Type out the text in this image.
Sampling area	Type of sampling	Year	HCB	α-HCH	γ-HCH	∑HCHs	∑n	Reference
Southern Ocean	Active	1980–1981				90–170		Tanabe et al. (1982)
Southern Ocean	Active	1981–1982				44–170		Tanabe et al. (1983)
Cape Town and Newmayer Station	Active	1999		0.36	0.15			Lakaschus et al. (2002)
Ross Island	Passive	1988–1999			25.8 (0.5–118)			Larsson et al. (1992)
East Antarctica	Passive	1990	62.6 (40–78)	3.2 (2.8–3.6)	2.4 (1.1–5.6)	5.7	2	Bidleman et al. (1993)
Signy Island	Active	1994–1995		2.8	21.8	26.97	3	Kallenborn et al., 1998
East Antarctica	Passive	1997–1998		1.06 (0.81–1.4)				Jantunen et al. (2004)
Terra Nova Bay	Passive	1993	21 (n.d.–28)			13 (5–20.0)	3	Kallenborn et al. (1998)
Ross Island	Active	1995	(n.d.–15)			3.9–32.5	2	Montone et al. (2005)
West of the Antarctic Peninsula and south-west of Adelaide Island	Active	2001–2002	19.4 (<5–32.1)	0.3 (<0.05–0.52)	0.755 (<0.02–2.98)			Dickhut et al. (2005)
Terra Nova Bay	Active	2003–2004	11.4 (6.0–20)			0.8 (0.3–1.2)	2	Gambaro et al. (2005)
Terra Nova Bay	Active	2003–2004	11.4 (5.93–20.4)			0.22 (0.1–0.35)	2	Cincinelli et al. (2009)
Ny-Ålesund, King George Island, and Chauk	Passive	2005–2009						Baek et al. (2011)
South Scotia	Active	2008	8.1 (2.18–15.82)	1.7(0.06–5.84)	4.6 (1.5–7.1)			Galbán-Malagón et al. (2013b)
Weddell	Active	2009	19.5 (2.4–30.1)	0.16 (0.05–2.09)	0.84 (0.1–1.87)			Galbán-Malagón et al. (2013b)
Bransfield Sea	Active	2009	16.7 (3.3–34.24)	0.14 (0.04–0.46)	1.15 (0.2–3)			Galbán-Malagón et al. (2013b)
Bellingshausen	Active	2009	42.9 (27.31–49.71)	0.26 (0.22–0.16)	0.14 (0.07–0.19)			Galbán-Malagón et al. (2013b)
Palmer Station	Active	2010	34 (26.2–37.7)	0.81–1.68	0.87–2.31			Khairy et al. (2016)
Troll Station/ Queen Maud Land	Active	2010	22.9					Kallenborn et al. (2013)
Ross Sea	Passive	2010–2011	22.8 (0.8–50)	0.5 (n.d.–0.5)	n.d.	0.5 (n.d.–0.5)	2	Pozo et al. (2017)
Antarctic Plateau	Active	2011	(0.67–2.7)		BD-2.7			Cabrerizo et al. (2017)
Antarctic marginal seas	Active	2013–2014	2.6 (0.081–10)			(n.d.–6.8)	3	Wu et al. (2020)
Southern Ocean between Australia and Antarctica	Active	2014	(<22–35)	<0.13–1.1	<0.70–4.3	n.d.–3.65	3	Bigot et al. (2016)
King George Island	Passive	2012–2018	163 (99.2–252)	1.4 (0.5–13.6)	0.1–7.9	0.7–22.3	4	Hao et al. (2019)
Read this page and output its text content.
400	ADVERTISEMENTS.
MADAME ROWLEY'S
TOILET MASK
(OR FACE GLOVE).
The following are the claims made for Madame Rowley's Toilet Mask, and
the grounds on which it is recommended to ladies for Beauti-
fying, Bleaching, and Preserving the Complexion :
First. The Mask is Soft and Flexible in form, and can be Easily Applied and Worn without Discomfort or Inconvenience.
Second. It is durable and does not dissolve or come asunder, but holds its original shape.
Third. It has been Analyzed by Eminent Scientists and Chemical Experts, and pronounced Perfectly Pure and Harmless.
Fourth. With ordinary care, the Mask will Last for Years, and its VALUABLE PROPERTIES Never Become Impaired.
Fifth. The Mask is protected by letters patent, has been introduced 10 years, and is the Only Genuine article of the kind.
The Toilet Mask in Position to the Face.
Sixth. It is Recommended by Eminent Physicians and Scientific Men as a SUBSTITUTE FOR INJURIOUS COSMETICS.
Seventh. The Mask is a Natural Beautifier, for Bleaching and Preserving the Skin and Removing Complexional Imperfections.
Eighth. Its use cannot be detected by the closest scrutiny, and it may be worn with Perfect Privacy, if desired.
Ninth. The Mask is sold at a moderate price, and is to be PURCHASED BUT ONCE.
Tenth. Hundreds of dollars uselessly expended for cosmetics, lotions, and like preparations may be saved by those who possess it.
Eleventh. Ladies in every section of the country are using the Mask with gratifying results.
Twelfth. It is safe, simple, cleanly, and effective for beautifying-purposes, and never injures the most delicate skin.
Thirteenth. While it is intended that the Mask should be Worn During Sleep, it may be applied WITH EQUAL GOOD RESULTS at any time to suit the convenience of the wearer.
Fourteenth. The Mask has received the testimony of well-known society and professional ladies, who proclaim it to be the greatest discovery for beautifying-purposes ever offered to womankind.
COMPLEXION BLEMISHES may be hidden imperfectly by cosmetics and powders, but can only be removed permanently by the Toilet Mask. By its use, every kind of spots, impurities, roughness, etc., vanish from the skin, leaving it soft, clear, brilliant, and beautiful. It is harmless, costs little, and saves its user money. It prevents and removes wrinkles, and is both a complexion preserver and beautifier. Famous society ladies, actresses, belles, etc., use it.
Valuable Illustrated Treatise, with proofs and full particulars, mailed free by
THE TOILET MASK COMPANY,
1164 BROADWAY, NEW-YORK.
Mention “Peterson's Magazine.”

--------

● Aim of the task
Pick out each line containing the string "society" and copy it.

● Solution
Fourteenth. The Mask has received the testimony of well-known society and professional ladies, who proclaim it to be the greatest discovery for beautifying-purposes ever offered to womankind.
COMPLEXION BLEMISHES may be hidden imperfectly by cosmetics and powders, but can only be removed permanently by the Toilet Mask. By its use, every kind of spots, impurities, roughness, etc., vanish from the skin, leaving it soft, clear, brilliant, and beautiful. It is harmless, costs little, and saves its user money. It prevents and removes wrinkles, and is both a complexion preserver and beautifier. Famous society ladies, actresses, belles, etc., use it.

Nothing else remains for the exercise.